▽

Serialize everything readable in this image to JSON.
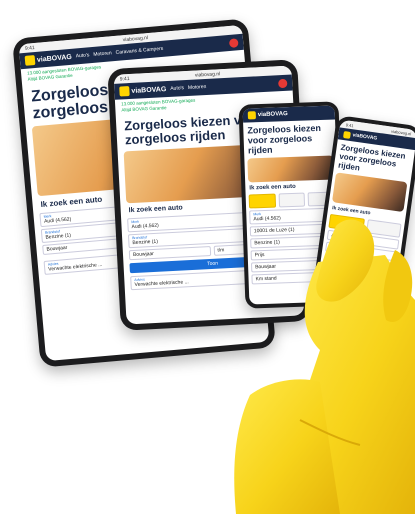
{
  "brand": {
    "name": "viaBOVAG",
    "name_suffix": ".nl",
    "accent": "#ffd400",
    "nav_bg": "#1a2a4a",
    "button": "#1a6ed8"
  },
  "nav": {
    "links": [
      "Auto's",
      "Motoren",
      "Caravans & Campers"
    ]
  },
  "url": "viabovag.nl",
  "status_time": "9:41",
  "checks": [
    "13.000 aangesloten BOVAG-garages",
    "Altijd BOVAG Garantie"
  ],
  "hero": {
    "title": "Zorgeloos kiezen voor zorgeloos rijden"
  },
  "search": {
    "heading": "Ik zoek een auto",
    "brand_label": "Merk",
    "brand_value": "Audi (4.562)",
    "model_label": "Model",
    "model_value": "Model",
    "fuel_label": "Brandstof",
    "fuel_value": "Benzine (1)",
    "year_label": "Bouwjaar",
    "year_value": "Bouwjaar",
    "to_label": "t/m",
    "price_label": "Prijs",
    "km_label": "Km stand",
    "location_value": "10001 de Luze (1)",
    "submit": "Toon"
  },
  "promo": {
    "tag": "Advies",
    "text": "Verwachte elektrische ..."
  }
}
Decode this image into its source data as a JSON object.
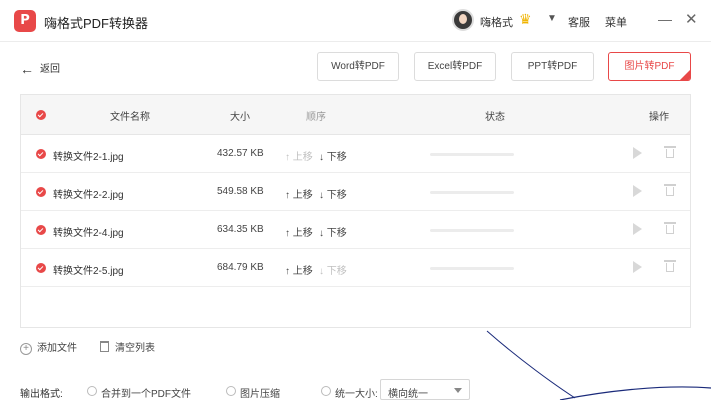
{
  "app": {
    "logo_letter": "P",
    "title": "嗨格式PDF转换器",
    "username": "嗨格式",
    "service_label": "客服",
    "menu_label": "菜单",
    "minimize_glyph": "—",
    "close_glyph": "✕",
    "crown_glyph": "♛",
    "dropdown_glyph": "▼"
  },
  "toolbar": {
    "back_label": "返回",
    "back_glyph": "←",
    "modes": [
      {
        "label": "Word转PDF",
        "active": false
      },
      {
        "label": "Excel转PDF",
        "active": false
      },
      {
        "label": "PPT转PDF",
        "active": false
      },
      {
        "label": "图片转PDF",
        "active": true
      }
    ]
  },
  "table": {
    "headers": {
      "name": "文件名称",
      "size": "大小",
      "order": "顺序",
      "status": "状态",
      "action": "操作"
    },
    "rows": [
      {
        "name": "转换文件2-1.jpg",
        "size": "432.57 KB",
        "up": "上移",
        "down": "下移",
        "up_enabled": false,
        "down_enabled": true,
        "progress": 0
      },
      {
        "name": "转换文件2-2.jpg",
        "size": "549.58 KB",
        "up": "上移",
        "down": "下移",
        "up_enabled": true,
        "down_enabled": true,
        "progress": 0
      },
      {
        "name": "转换文件2-4.jpg",
        "size": "634.35 KB",
        "up": "上移",
        "down": "下移",
        "up_enabled": true,
        "down_enabled": true,
        "progress": 0
      },
      {
        "name": "转换文件2-5.jpg",
        "size": "684.79 KB",
        "up": "上移",
        "down": "下移",
        "up_enabled": true,
        "down_enabled": false,
        "progress": 0
      }
    ]
  },
  "actions": {
    "add_file": "添加文件",
    "clear_list": "清空列表"
  },
  "output": {
    "label": "输出格式:",
    "options": [
      "合并到一个PDF文件",
      "图片压缩",
      "统一大小:"
    ],
    "select_value": "横向统一"
  },
  "colors": {
    "accent": "#e84848",
    "annotation_line": "#1a2a7a"
  }
}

△

- [PROBLEM DESCRIPTION]: Make an exact copy of the records shown above, without the pictures.

- [FINISHED ANSWER]:
Serialize everything readable in this image to JSON.
{
  "brand": {
    "name": "viaBOVAG",
    "name_suffix": ".nl",
    "accent": "#ffd400",
    "nav_bg": "#1a2a4a",
    "button": "#1a6ed8"
  },
  "nav": {
    "links": [
      "Auto's",
      "Motoren",
      "Caravans & Campers"
    ]
  },
  "url": "viabovag.nl",
  "status_time": "9:41",
  "checks": [
    "13.000 aangesloten BOVAG-garages",
    "Altijd BOVAG Garantie"
  ],
  "hero": {
    "title": "Zorgeloos kiezen voor zorgeloos rijden"
  },
  "search": {
    "heading": "Ik zoek een auto",
    "brand_label": "Merk",
    "brand_value": "Audi (4.562)",
    "model_label": "Model",
    "model_value": "Model",
    "fuel_label": "Brandstof",
    "fuel_value": "Benzine (1)",
    "year_label": "Bouwjaar",
    "year_value": "Bouwjaar",
    "to_label": "t/m",
    "price_label": "Prijs",
    "km_label": "Km stand",
    "location_value": "10001 de Luze (1)",
    "submit": "Toon"
  },
  "promo": {
    "tag": "Advies",
    "text": "Verwachte elektrische ..."
  }
}
Decode this image into its source data as a JSON object.
{
  "app": {
    "logo_letter": "P",
    "title": "嗨格式PDF转换器",
    "username": "嗨格式",
    "service_label": "客服",
    "menu_label": "菜单",
    "minimize_glyph": "—",
    "close_glyph": "✕",
    "crown_glyph": "♛",
    "dropdown_glyph": "▼"
  },
  "toolbar": {
    "back_label": "返回",
    "back_glyph": "←",
    "modes": [
      {
        "label": "Word转PDF",
        "active": false
      },
      {
        "label": "Excel转PDF",
        "active": false
      },
      {
        "label": "PPT转PDF",
        "active": false
      },
      {
        "label": "图片转PDF",
        "active": true
      }
    ]
  },
  "table": {
    "headers": {
      "name": "文件名称",
      "size": "大小",
      "order": "顺序",
      "status": "状态",
      "action": "操作"
    },
    "rows": [
      {
        "name": "转换文件2-1.jpg",
        "size": "432.57 KB",
        "up": "上移",
        "down": "下移",
        "up_enabled": false,
        "down_enabled": true,
        "progress": 0
      },
      {
        "name": "转换文件2-2.jpg",
        "size": "549.58 KB",
        "up": "上移",
        "down": "下移",
        "up_enabled": true,
        "down_enabled": true,
        "progress": 0
      },
      {
        "name": "转换文件2-4.jpg",
        "size": "634.35 KB",
        "up": "上移",
        "down": "下移",
        "up_enabled": true,
        "down_enabled": true,
        "progress": 0
      },
      {
        "name": "转换文件2-5.jpg",
        "size": "684.79 KB",
        "up": "上移",
        "down": "下移",
        "up_enabled": true,
        "down_enabled": false,
        "progress": 0
      }
    ]
  },
  "actions": {
    "add_file": "添加文件",
    "clear_list": "清空列表"
  },
  "output": {
    "label": "输出格式:",
    "options": [
      "合并到一个PDF文件",
      "图片压缩",
      "统一大小:"
    ],
    "select_value": "横向统一"
  },
  "colors": {
    "accent": "#e84848",
    "annotation_line": "#1a2a7a"
  }
}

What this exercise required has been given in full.